TO BE DONE - Reproduce the entries in full, with no changes.

EXTRACTED ENTRIES -
-- start --
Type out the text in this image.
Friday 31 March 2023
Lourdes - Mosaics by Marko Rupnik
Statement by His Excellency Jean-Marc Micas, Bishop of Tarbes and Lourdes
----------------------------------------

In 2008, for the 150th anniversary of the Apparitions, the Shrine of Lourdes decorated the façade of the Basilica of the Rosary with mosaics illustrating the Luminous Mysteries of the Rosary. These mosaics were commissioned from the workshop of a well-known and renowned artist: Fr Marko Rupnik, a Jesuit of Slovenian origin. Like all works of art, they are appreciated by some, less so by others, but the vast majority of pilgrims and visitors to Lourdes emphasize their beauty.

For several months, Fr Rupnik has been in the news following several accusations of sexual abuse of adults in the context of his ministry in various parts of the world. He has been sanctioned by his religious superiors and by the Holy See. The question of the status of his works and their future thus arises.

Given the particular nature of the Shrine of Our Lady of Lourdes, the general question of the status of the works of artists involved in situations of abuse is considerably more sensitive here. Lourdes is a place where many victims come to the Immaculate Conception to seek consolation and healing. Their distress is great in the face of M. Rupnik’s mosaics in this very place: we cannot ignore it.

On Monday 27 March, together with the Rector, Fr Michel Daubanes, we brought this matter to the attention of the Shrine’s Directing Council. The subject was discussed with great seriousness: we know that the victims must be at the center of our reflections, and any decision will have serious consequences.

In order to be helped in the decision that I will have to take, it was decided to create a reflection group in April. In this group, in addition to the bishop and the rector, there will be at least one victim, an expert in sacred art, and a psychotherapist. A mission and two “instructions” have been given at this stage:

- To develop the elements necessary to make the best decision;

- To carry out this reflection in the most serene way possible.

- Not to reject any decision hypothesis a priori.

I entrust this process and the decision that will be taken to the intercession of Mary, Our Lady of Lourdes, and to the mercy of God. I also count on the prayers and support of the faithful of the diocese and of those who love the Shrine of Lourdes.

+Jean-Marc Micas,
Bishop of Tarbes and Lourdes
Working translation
-- end --
REPLY -
Type out the text in this image.
Friday 31 March 2023
Lourdes - Mosaics by Marko Rupnik
Statement by His Excellency Jean-Marc Micas, Bishop of Tarbes and Lourdes
----------------------------------------

In 2008, for the 150th anniversary of the Apparitions, the Shrine of Lourdes decorated the façade of the Basilica of the Rosary with mosaics illustrating the Luminous Mysteries of the Rosary. These mosaics were commissioned from the workshop of a well-known and renowned artist: Fr Marko Rupnik, a Jesuit of Slovenian origin. Like all works of art, they are appreciated by some, less so by others, but the vast majority of pilgrims and visitors to Lourdes emphasize their beauty.

For several months, Fr Rupnik has been in the news following several accusations of sexual abuse of adults in the context of his ministry in various parts of the world. He has been sanctioned by his religious superiors and by the Holy See. The question of the status of his works and their future thus arises.

Given the particular nature of the Shrine of Our Lady of Lourdes, the general question of the status of the works of artists involved in situations of abuse is considerably more sensitive here. Lourdes is a place where many victims come to the Immaculate Conception to seek consolation and healing. Their distress is great in the face of M. Rupnik’s mosaics in this very place: we cannot ignore it.

On Monday 27 March, together with the Rector, Fr Michel Daubanes, we brought this matter to the attention of the Shrine’s Directing Council. The subject was discussed with great seriousness: we know that the victims must be at the center of our reflections, and any decision will have serious consequences.

In order to be helped in the decision that I will have to take, it was decided to create a reflection group in April. In this group, in addition to the bishop and the rector, there will be at least one victim, an expert in sacred art, and a psychotherapist. A mission and two “instructions” have been given at this stage:

- To develop the elements necessary to make the best decision;

- To carry out this reflection in the most serene way possible.

- Not to reject any decision hypothesis a priori.

I entrust this process and the decision that will be taken to the intercession of Mary, Our Lady of Lourdes, and to the mercy of God. I also count on the prayers and support of the faithful of the diocese and of those who love the Shrine of Lourdes.

+Jean-Marc Micas,
Bishop of Tarbes and Lourdes
Working translation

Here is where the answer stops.